> Work instructions: Locate all lines with the word "Institutes". Copy them.

> The input:
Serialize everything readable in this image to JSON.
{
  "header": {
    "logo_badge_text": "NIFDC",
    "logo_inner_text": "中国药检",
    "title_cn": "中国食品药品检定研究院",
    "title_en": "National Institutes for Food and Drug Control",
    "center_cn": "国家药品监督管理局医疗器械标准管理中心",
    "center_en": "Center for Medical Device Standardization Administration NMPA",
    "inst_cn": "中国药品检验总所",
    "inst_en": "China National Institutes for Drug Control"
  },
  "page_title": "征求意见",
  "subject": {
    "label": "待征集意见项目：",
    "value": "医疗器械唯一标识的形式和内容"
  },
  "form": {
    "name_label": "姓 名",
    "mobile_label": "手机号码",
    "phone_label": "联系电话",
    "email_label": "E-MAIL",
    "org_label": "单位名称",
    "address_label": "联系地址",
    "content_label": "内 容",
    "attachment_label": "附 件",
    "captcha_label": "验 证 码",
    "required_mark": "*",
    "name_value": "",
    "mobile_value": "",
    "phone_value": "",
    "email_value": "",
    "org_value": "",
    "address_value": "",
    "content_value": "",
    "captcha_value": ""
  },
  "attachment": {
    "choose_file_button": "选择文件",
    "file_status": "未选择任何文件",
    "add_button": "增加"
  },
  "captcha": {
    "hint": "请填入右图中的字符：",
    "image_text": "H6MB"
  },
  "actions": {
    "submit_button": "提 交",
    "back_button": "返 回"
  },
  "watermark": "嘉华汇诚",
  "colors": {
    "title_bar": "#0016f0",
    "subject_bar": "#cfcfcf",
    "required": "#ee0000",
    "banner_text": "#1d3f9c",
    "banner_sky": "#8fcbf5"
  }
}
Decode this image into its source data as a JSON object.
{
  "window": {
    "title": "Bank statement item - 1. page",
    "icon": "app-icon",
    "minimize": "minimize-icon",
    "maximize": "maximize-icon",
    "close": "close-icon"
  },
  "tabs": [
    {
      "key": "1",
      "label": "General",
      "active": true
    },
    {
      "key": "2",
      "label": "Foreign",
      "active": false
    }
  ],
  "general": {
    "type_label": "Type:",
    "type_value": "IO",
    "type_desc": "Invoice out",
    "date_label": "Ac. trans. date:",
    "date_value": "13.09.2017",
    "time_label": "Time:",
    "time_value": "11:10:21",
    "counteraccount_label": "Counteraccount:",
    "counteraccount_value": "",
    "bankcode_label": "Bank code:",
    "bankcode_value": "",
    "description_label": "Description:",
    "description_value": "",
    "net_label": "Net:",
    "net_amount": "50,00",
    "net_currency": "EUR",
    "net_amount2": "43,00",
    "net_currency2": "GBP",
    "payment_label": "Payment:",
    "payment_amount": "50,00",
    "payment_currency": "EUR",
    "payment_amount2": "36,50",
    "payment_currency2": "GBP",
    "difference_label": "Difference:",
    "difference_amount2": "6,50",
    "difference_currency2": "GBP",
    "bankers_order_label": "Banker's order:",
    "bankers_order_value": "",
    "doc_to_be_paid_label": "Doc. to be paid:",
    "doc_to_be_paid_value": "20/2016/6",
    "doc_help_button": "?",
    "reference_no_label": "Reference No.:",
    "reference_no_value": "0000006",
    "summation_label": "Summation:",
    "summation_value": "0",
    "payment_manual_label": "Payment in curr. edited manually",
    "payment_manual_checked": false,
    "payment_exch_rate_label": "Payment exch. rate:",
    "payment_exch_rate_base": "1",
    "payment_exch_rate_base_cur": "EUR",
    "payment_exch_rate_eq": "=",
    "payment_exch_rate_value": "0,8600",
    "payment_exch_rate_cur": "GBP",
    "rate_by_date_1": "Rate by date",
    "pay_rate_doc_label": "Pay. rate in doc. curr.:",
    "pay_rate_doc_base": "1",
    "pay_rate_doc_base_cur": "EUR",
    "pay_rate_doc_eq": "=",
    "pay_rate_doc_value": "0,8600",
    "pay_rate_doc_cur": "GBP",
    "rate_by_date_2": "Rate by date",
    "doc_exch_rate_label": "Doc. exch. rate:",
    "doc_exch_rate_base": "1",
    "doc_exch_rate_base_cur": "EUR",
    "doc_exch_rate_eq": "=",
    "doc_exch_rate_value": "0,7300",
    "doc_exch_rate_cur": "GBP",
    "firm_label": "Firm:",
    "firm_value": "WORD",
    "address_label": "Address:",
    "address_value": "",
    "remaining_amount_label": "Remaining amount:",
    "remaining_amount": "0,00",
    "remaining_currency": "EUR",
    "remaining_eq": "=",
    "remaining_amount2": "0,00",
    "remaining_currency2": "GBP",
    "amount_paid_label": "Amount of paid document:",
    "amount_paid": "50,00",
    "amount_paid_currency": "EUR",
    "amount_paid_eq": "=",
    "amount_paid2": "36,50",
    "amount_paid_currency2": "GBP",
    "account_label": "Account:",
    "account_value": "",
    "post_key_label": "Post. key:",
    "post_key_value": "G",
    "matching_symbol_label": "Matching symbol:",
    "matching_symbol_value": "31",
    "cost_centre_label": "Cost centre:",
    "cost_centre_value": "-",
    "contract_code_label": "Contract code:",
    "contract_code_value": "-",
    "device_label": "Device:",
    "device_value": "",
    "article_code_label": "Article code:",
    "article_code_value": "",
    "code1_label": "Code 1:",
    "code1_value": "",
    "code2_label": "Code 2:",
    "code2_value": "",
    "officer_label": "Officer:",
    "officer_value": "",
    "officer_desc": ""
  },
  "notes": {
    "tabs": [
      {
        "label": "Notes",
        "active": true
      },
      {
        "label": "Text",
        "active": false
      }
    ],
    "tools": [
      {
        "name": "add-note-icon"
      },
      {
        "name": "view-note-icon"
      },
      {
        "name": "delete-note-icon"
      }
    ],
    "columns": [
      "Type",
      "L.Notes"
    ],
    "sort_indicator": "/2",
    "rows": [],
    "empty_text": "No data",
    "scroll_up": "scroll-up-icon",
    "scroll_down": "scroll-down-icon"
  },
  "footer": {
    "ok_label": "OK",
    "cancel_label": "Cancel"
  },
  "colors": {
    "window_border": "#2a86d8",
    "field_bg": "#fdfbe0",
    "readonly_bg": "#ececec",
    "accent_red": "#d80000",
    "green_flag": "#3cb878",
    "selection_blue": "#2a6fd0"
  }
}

> Written answer:
    "title_en": "National Institutes for Food and Drug Control",
    "inst_en": "China National Institutes for Drug Control"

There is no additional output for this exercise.